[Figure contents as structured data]
━━━━━━━━━━━━━━━━

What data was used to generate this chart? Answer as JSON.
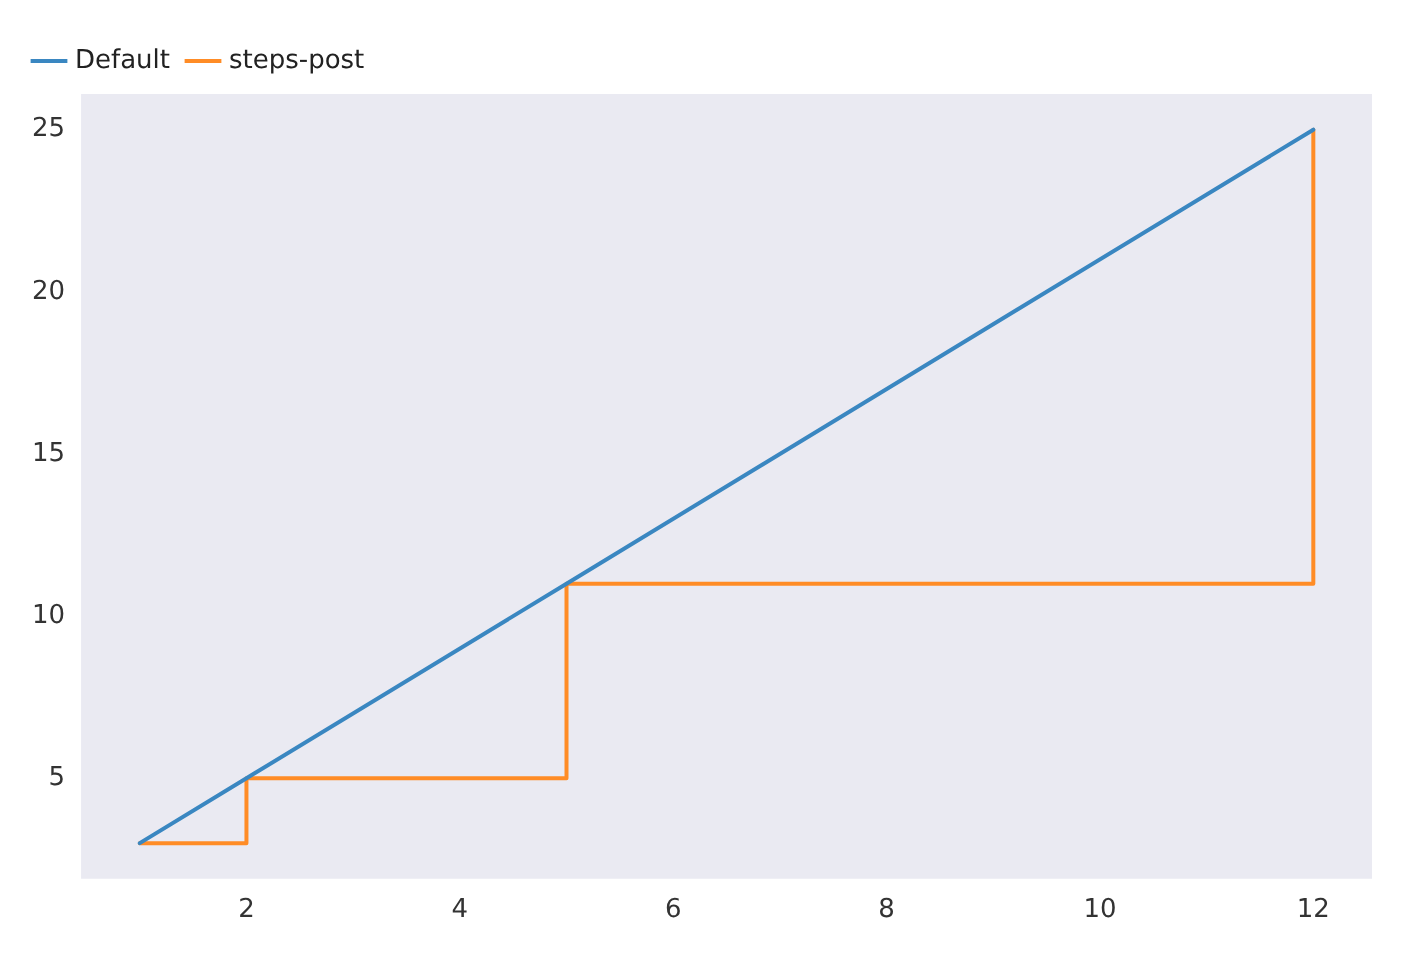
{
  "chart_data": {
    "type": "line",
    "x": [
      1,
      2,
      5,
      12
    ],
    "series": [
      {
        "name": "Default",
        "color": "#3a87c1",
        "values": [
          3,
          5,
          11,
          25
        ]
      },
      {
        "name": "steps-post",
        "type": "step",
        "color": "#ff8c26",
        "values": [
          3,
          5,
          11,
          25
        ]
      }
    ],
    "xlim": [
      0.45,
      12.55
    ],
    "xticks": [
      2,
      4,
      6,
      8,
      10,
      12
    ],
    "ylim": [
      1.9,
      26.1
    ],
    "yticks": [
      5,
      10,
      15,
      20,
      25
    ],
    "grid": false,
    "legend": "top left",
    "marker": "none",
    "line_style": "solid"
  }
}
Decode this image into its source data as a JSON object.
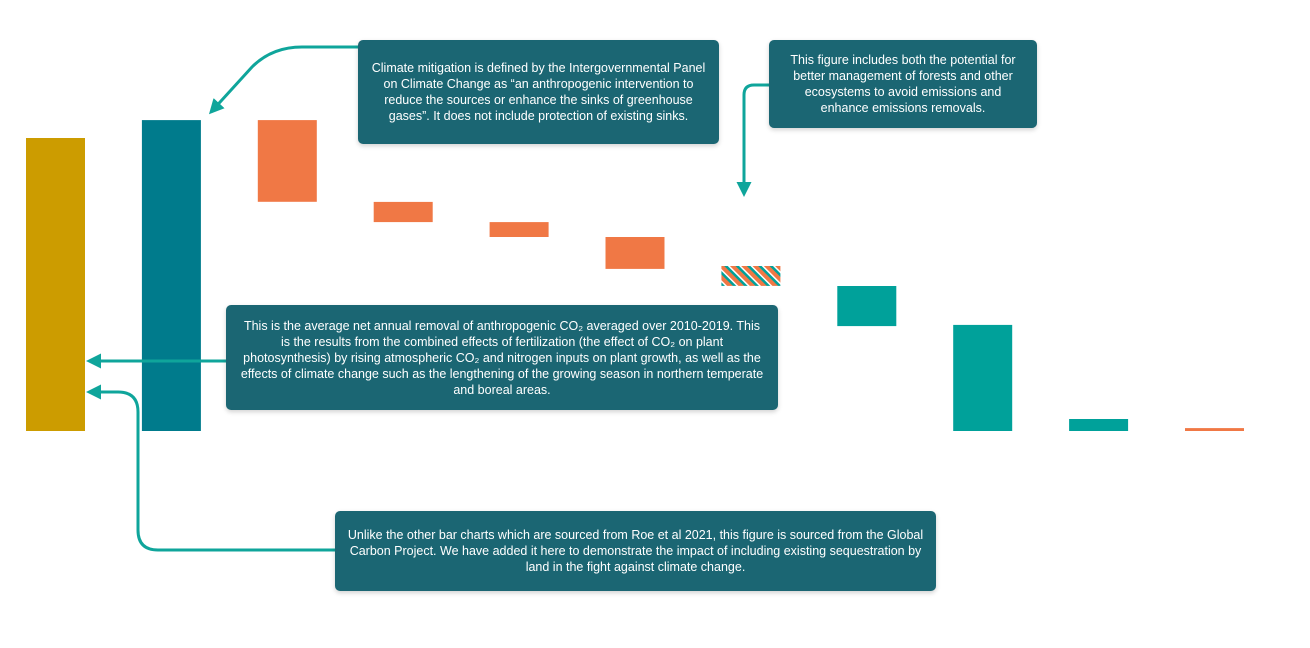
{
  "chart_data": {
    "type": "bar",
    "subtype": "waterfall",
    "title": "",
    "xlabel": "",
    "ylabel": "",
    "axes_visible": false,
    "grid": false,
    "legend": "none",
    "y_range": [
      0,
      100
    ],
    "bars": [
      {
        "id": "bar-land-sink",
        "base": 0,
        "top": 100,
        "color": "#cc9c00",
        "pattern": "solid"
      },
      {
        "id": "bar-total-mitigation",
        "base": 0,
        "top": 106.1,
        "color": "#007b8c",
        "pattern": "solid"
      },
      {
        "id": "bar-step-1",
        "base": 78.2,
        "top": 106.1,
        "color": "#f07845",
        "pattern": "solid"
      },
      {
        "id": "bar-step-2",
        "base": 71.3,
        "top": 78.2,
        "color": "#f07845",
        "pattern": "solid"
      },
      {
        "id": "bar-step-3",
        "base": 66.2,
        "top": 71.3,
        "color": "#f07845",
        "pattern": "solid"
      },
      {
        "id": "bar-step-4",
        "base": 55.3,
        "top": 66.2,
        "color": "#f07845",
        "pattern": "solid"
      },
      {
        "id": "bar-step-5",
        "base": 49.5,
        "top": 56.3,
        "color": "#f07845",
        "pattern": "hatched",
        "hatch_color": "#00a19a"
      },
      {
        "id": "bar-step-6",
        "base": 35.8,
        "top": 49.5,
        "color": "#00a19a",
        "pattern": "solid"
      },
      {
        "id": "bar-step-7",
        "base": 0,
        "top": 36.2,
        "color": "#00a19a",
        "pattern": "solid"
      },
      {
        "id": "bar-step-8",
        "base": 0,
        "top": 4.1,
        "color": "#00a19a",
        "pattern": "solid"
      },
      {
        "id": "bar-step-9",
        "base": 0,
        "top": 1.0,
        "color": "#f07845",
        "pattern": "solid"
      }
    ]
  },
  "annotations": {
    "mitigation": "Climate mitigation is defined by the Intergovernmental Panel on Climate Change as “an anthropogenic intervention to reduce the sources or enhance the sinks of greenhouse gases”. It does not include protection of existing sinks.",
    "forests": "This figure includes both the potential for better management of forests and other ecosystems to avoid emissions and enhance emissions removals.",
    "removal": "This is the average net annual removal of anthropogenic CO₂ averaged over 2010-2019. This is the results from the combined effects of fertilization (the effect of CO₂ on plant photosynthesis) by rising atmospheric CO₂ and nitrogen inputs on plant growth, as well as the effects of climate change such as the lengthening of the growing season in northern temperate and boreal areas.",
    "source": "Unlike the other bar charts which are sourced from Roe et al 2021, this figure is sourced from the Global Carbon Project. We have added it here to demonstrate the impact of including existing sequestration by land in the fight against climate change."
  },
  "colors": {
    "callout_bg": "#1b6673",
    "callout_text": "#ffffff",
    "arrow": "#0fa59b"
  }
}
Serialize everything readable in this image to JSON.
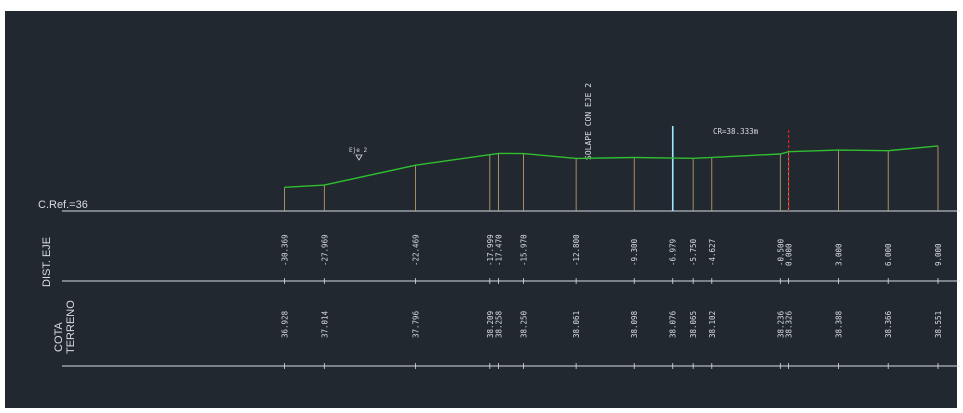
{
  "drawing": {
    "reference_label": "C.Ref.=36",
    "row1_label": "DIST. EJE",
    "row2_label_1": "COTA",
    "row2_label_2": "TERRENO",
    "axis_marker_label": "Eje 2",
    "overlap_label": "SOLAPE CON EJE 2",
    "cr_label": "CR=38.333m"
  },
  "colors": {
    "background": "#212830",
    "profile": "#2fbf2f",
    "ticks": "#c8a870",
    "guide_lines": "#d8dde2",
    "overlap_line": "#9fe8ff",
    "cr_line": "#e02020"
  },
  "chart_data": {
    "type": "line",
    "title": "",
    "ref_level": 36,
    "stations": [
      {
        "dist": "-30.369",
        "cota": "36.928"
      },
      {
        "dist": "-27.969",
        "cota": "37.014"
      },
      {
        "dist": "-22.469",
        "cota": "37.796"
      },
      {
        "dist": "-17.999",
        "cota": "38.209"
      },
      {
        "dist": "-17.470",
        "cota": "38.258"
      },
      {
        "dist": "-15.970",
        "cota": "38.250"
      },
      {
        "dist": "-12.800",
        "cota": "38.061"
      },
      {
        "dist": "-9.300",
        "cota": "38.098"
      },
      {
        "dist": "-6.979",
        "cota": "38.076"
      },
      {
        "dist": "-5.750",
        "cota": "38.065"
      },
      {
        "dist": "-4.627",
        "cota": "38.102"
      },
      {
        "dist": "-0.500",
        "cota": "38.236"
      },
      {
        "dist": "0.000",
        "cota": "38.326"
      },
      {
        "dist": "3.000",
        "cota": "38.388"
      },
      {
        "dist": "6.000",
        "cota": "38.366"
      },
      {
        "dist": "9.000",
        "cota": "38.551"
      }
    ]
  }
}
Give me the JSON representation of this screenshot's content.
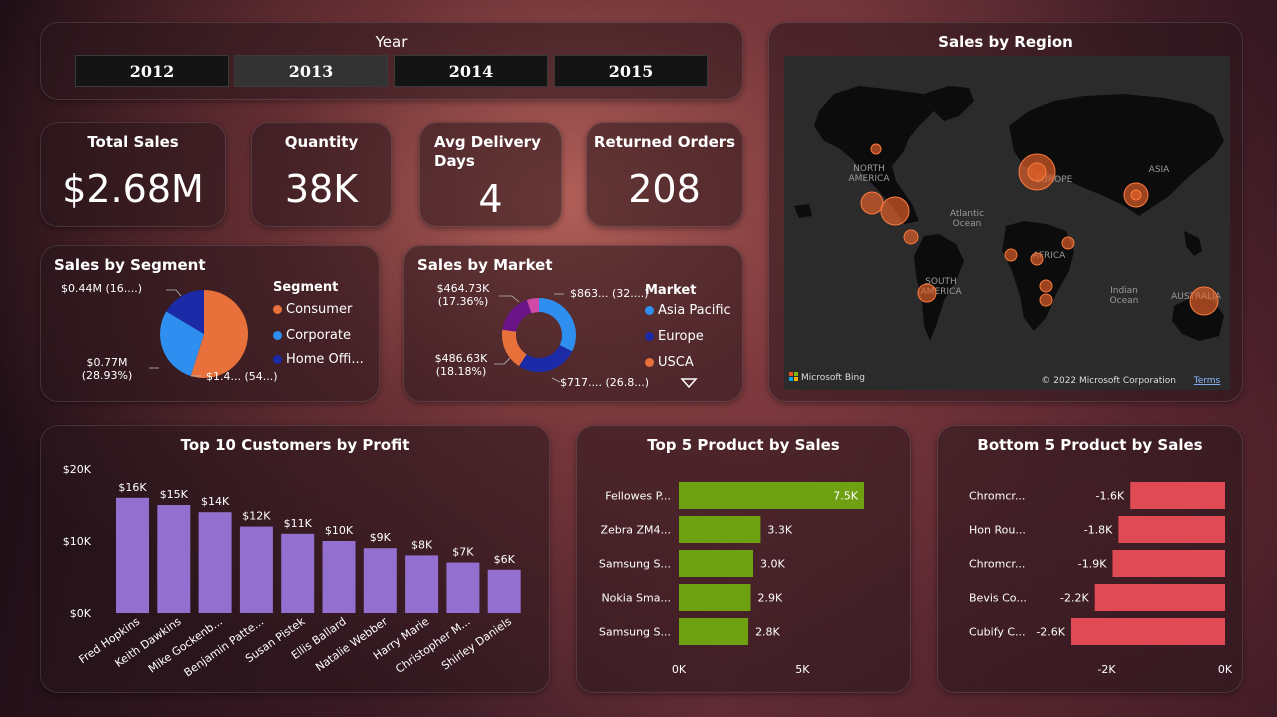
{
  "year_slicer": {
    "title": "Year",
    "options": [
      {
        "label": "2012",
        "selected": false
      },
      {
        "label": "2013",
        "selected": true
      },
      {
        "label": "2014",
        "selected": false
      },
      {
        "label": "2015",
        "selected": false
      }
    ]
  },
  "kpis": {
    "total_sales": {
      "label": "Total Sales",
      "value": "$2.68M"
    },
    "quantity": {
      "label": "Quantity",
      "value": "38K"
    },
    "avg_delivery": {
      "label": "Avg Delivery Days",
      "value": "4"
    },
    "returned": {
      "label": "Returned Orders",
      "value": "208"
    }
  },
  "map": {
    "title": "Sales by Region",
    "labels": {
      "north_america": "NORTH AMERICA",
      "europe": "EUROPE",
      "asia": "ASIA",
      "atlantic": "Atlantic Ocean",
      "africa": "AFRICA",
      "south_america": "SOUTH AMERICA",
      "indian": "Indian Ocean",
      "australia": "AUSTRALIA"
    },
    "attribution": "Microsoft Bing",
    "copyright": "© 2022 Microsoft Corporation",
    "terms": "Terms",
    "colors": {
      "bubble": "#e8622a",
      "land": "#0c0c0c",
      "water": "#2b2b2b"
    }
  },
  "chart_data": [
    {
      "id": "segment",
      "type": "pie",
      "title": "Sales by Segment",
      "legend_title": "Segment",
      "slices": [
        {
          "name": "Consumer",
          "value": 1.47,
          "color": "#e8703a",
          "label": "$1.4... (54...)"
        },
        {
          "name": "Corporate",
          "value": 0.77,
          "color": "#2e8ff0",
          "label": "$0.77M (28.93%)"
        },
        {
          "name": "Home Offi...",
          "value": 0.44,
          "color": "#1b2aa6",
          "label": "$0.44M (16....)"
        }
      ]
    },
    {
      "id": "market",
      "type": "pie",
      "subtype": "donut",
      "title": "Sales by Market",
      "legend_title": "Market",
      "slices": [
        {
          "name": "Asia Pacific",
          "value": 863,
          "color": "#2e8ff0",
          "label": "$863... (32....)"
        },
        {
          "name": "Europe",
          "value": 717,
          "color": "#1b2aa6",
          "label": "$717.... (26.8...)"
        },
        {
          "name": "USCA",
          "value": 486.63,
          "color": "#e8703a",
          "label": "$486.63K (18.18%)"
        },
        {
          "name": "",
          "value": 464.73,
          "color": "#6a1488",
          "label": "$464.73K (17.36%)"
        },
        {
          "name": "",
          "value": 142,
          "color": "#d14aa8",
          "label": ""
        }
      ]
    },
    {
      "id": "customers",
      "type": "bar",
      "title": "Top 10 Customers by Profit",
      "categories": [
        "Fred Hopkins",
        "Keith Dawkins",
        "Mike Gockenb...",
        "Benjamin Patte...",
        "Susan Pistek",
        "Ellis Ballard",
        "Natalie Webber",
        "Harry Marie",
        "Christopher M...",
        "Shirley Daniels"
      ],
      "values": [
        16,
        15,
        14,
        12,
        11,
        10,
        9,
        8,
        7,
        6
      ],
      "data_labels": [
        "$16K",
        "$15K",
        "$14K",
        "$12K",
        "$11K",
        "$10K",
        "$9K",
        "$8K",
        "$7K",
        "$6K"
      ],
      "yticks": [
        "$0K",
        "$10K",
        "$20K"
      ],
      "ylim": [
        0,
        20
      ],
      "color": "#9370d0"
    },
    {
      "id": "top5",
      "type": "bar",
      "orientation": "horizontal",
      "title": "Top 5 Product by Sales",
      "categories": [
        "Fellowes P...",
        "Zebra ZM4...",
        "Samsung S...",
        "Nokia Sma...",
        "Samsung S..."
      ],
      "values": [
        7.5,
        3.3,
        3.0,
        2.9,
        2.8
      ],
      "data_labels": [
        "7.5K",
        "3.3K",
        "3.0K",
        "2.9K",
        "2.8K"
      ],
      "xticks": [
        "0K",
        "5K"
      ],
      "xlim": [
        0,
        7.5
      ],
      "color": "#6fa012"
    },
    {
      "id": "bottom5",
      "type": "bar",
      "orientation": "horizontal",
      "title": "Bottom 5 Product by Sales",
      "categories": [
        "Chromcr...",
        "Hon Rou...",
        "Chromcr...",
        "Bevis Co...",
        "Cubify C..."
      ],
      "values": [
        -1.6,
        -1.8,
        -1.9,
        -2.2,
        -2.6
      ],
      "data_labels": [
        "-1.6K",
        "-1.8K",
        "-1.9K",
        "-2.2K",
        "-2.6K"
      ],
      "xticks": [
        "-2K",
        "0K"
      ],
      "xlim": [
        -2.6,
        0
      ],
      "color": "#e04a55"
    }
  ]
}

━━━━━━━━━━━━━━━━

● **Instructions for the task**
Extract all lines of the records above that include "enhance".

● **Correct answer**
    "mitigation": "Climate mitigation is defined by the Intergovernmental Panel on Climate Change as “an anthropogenic intervention to reduce the sources or enhance the sinks of greenhouse gases”. It does not include protection of existing sinks.",
    "forests": "This figure includes both the potential for better management of forests and other ecosystems to avoid emissions and enhance emissions removals.",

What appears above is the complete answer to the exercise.